_What you are asked to do_
Each line containing the word "this" should be found and copied.
- - -
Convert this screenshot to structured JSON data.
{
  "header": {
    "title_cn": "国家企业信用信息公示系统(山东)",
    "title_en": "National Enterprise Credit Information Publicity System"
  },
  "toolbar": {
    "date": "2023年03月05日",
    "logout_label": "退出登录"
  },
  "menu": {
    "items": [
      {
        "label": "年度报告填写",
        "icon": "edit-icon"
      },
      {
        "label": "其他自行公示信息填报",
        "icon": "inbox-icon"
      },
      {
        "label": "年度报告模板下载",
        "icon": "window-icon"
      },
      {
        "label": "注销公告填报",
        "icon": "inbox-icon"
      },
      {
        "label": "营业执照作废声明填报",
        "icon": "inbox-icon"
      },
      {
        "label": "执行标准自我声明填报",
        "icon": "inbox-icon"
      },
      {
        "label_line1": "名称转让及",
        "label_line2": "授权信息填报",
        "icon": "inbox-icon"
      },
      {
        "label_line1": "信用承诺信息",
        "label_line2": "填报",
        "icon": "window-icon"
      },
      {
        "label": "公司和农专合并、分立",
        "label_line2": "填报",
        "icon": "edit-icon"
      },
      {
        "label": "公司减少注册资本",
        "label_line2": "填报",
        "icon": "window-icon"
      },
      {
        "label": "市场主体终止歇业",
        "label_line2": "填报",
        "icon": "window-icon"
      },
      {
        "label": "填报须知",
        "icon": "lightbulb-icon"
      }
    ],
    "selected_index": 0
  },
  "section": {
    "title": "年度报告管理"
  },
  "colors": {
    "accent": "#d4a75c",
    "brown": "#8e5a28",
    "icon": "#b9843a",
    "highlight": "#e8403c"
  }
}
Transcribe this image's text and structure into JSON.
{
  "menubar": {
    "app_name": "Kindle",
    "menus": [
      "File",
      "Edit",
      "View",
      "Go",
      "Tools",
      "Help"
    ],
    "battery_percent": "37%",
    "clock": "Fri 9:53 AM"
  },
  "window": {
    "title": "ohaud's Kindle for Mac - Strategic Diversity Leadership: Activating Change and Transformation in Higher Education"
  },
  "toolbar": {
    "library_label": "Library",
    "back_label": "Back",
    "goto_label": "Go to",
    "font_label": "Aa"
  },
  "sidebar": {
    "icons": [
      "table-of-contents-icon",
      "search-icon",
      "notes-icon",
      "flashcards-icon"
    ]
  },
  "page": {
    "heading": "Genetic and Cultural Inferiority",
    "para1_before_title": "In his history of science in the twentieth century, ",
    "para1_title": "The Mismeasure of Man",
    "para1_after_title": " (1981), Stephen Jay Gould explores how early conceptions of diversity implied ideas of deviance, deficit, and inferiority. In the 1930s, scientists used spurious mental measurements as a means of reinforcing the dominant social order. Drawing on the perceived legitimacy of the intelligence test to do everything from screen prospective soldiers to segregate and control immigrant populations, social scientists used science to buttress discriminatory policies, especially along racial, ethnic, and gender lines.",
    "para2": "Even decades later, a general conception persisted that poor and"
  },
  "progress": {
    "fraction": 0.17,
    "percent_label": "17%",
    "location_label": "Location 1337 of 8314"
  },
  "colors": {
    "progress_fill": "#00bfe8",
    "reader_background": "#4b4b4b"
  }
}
- - -
_Written reply_
Convert this screenshot to structured JSON data.
Transcribe this image's text and structure into JSON.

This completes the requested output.